Do this →
Report how many lines contain "color". The answer is a single number.

Material supplied →
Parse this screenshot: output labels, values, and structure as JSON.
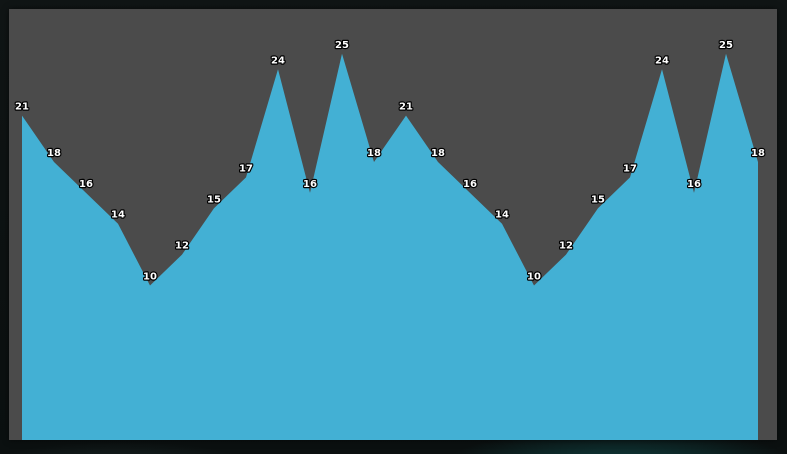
{
  "chart_data": {
    "type": "area",
    "title": "",
    "xlabel": "",
    "ylabel": "",
    "x": [
      1,
      2,
      3,
      4,
      5,
      6,
      7,
      8,
      9,
      10,
      11,
      12,
      13,
      14,
      15,
      16,
      17,
      18,
      19,
      20,
      21,
      22,
      23,
      24
    ],
    "series": [
      {
        "values": [
          21,
          18,
          16,
          14,
          10,
          12,
          15,
          17,
          24,
          16,
          25,
          18,
          21,
          18,
          16,
          14,
          10,
          12,
          15,
          17,
          24,
          16,
          25,
          18
        ],
        "color": "#43b0d4"
      }
    ],
    "ylim": [
      0,
      27.9
    ],
    "show_axes": false,
    "grid": false,
    "data_labels": true,
    "background": "#4b4b4b"
  }
}
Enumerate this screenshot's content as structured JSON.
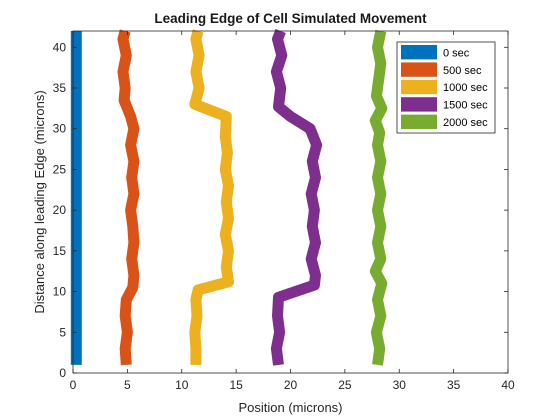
{
  "chart_data": {
    "type": "line",
    "title": "Leading Edge of Cell Simulated Movement",
    "xlabel": "Position (microns)",
    "ylabel": "Distance along leading Edge (microns)",
    "xlim": [
      0,
      40
    ],
    "ylim": [
      0,
      42
    ],
    "xticks": [
      "0",
      "5",
      "10",
      "15",
      "20",
      "25",
      "30",
      "35",
      "40"
    ],
    "yticks": [
      "0",
      "5",
      "10",
      "15",
      "20",
      "25",
      "30",
      "35",
      "40"
    ],
    "grid": false,
    "legend_position": "top-right",
    "series": [
      {
        "name": "0 sec",
        "color": "#0072BD",
        "points": [
          [
            0.3,
            1
          ],
          [
            0.3,
            42
          ]
        ]
      },
      {
        "name": "500 sec",
        "color": "#D95319",
        "points": [
          [
            4.9,
            1
          ],
          [
            4.8,
            3
          ],
          [
            5.0,
            5
          ],
          [
            4.8,
            7
          ],
          [
            4.9,
            9
          ],
          [
            5.5,
            10.5
          ],
          [
            5.6,
            12
          ],
          [
            5.4,
            14
          ],
          [
            5.6,
            16
          ],
          [
            5.5,
            18
          ],
          [
            5.3,
            20
          ],
          [
            5.6,
            22
          ],
          [
            5.4,
            24
          ],
          [
            5.6,
            26
          ],
          [
            5.3,
            28
          ],
          [
            5.6,
            30
          ],
          [
            5.3,
            31.5
          ],
          [
            4.7,
            33.5
          ],
          [
            4.8,
            35
          ],
          [
            4.6,
            37
          ],
          [
            4.9,
            39
          ],
          [
            4.6,
            41
          ],
          [
            4.8,
            42
          ]
        ]
      },
      {
        "name": "1000 sec",
        "color": "#EDB120",
        "points": [
          [
            11.3,
            1
          ],
          [
            11.3,
            3
          ],
          [
            11.2,
            5
          ],
          [
            11.4,
            7
          ],
          [
            11.3,
            9
          ],
          [
            11.5,
            10.2
          ],
          [
            14.3,
            11.2
          ],
          [
            14.1,
            13
          ],
          [
            14.3,
            15
          ],
          [
            14.0,
            17
          ],
          [
            14.3,
            19
          ],
          [
            14.1,
            21
          ],
          [
            14.3,
            23
          ],
          [
            14.0,
            25
          ],
          [
            14.2,
            27
          ],
          [
            14.0,
            29
          ],
          [
            14.1,
            31.5
          ],
          [
            11.2,
            33
          ],
          [
            11.6,
            35
          ],
          [
            11.3,
            37
          ],
          [
            11.6,
            39
          ],
          [
            11.3,
            41
          ],
          [
            11.5,
            42
          ]
        ]
      },
      {
        "name": "1500 sec",
        "color": "#7E2F8E",
        "points": [
          [
            18.9,
            1
          ],
          [
            18.7,
            3
          ],
          [
            19.0,
            5
          ],
          [
            18.8,
            7
          ],
          [
            18.9,
            9.3
          ],
          [
            22.2,
            10.8
          ],
          [
            22.3,
            12
          ],
          [
            21.9,
            14
          ],
          [
            22.3,
            16
          ],
          [
            22.0,
            18
          ],
          [
            22.2,
            20
          ],
          [
            21.9,
            22
          ],
          [
            22.3,
            24
          ],
          [
            22.0,
            26
          ],
          [
            22.4,
            28
          ],
          [
            21.8,
            30
          ],
          [
            20.0,
            31.5
          ],
          [
            18.9,
            32.7
          ],
          [
            19.1,
            35
          ],
          [
            18.7,
            37
          ],
          [
            19.2,
            39
          ],
          [
            18.8,
            41
          ],
          [
            19.1,
            42
          ]
        ]
      },
      {
        "name": "2000 sec",
        "color": "#77AC30",
        "points": [
          [
            28.0,
            1
          ],
          [
            28.2,
            3
          ],
          [
            27.9,
            5
          ],
          [
            28.3,
            7
          ],
          [
            28.0,
            9
          ],
          [
            28.4,
            11
          ],
          [
            27.8,
            12.5
          ],
          [
            28.3,
            14
          ],
          [
            28.0,
            16
          ],
          [
            28.3,
            18
          ],
          [
            28.0,
            20
          ],
          [
            28.3,
            22
          ],
          [
            28.0,
            24
          ],
          [
            28.3,
            26
          ],
          [
            28.0,
            28
          ],
          [
            28.2,
            29.5
          ],
          [
            27.8,
            31
          ],
          [
            28.4,
            32.5
          ],
          [
            27.9,
            34
          ],
          [
            28.1,
            36
          ],
          [
            28.3,
            38
          ],
          [
            28.0,
            40
          ],
          [
            28.3,
            42
          ]
        ]
      }
    ]
  }
}
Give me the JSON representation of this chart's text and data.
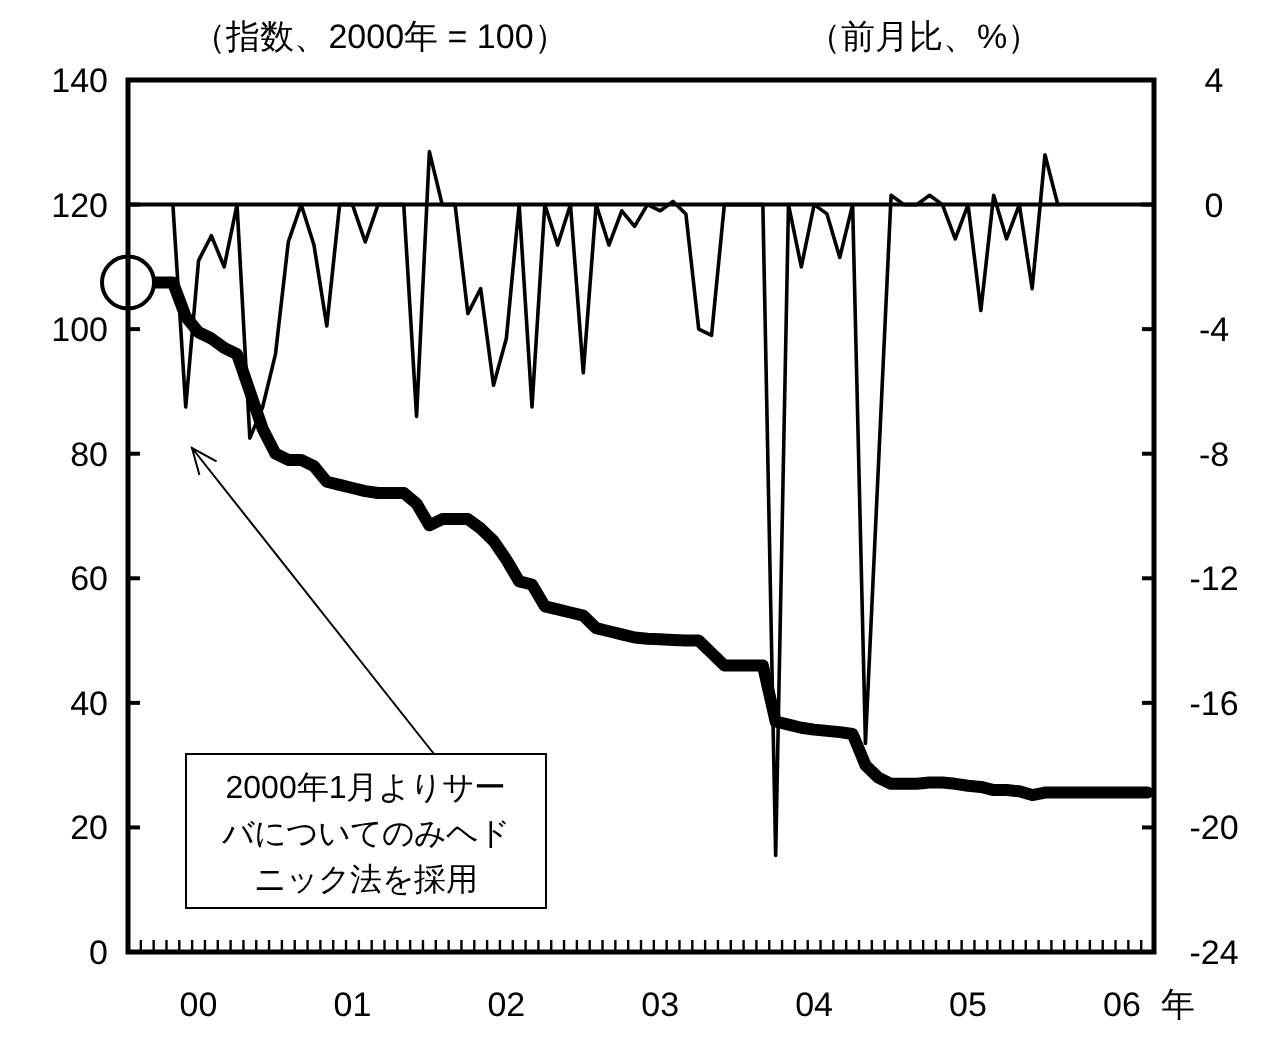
{
  "chart_data": {
    "type": "line",
    "ylabel": "（指数、2000年 = 100）",
    "y2label": "（前月比、%）",
    "xlabel": "年",
    "annotations": [
      "2000年1月よりサーバについてのみヘドニック法を採用"
    ],
    "ylim": [
      0,
      140
    ],
    "y2lim": [
      -24,
      4
    ],
    "yticks": [
      0,
      20,
      40,
      60,
      80,
      100,
      120,
      140
    ],
    "y2ticks": [
      -24,
      -20,
      -16,
      -12,
      -8,
      -4,
      0,
      4
    ],
    "categories": [
      null,
      null,
      null,
      null,
      null,
      "00",
      null,
      null,
      null,
      null,
      null,
      null,
      null,
      null,
      null,
      null,
      null,
      "01",
      null,
      null,
      null,
      null,
      null,
      null,
      null,
      null,
      null,
      null,
      null,
      "02",
      null,
      null,
      null,
      null,
      null,
      null,
      null,
      null,
      null,
      null,
      null,
      "03",
      null,
      null,
      null,
      null,
      null,
      null,
      null,
      null,
      null,
      null,
      null,
      "04",
      null,
      null,
      null,
      null,
      null,
      null,
      null,
      null,
      null,
      null,
      null,
      "05",
      null,
      null,
      null,
      null,
      null,
      null,
      null,
      null,
      null,
      null,
      null,
      "06",
      null,
      null
    ],
    "ref_lines": [
      {
        "axis": "y2",
        "value": 0,
        "color": "#000000"
      }
    ],
    "grid": false,
    "series": [
      {
        "color": "#000000",
        "values": [
          107.5,
          107.5,
          107.5,
          107.5,
          102,
          99.5,
          98.5,
          97,
          96,
          90,
          84,
          80,
          79,
          79,
          78,
          75.5,
          75,
          74.5,
          74,
          73.7,
          73.7,
          73.7,
          72,
          68.5,
          69.5,
          69.5,
          69.5,
          68,
          66,
          63,
          59.5,
          59,
          55.5,
          55,
          54.5,
          54,
          52,
          51.5,
          51,
          50.5,
          50.3,
          50.2,
          50.1,
          50,
          50,
          48,
          46,
          46,
          46,
          46,
          37,
          36.5,
          36,
          35.7,
          35.5,
          35.3,
          35,
          30,
          28,
          27,
          27,
          27,
          27.2,
          27.2,
          27,
          26.7,
          26.5,
          26,
          26,
          25.8,
          25.2,
          25.6,
          25.6,
          25.6,
          25.6,
          25.6,
          25.6,
          25.6,
          25.6,
          25.6
        ]
      },
      {
        "color": "#000000",
        "axis": "y2",
        "values": [
          null,
          null,
          null,
          0,
          -6.5,
          -1.8,
          -1,
          -2,
          0,
          -7.5,
          -6.5,
          -4.8,
          -1.2,
          0,
          -1.3,
          -3.9,
          0,
          0,
          -1.2,
          0,
          0,
          0,
          -6.8,
          1.7,
          0,
          0,
          -3.5,
          -2.7,
          -5.8,
          -4.3,
          0,
          -6.5,
          0,
          -1.3,
          0,
          -5.4,
          0,
          -1.3,
          -0.2,
          -0.7,
          0,
          -0.2,
          0.1,
          -0.3,
          -4,
          -4.2,
          0,
          0,
          0,
          0,
          -20.9,
          0,
          -2,
          0,
          -0.3,
          -1.7,
          0,
          -17.3,
          -8.5,
          0.3,
          0,
          0,
          0.3,
          0,
          -1.1,
          0,
          -3.4,
          0.3,
          -1.1,
          0,
          -2.7,
          1.6,
          0,
          null,
          null,
          null,
          null,
          null,
          null,
          null
        ]
      }
    ]
  }
}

Written reply →
9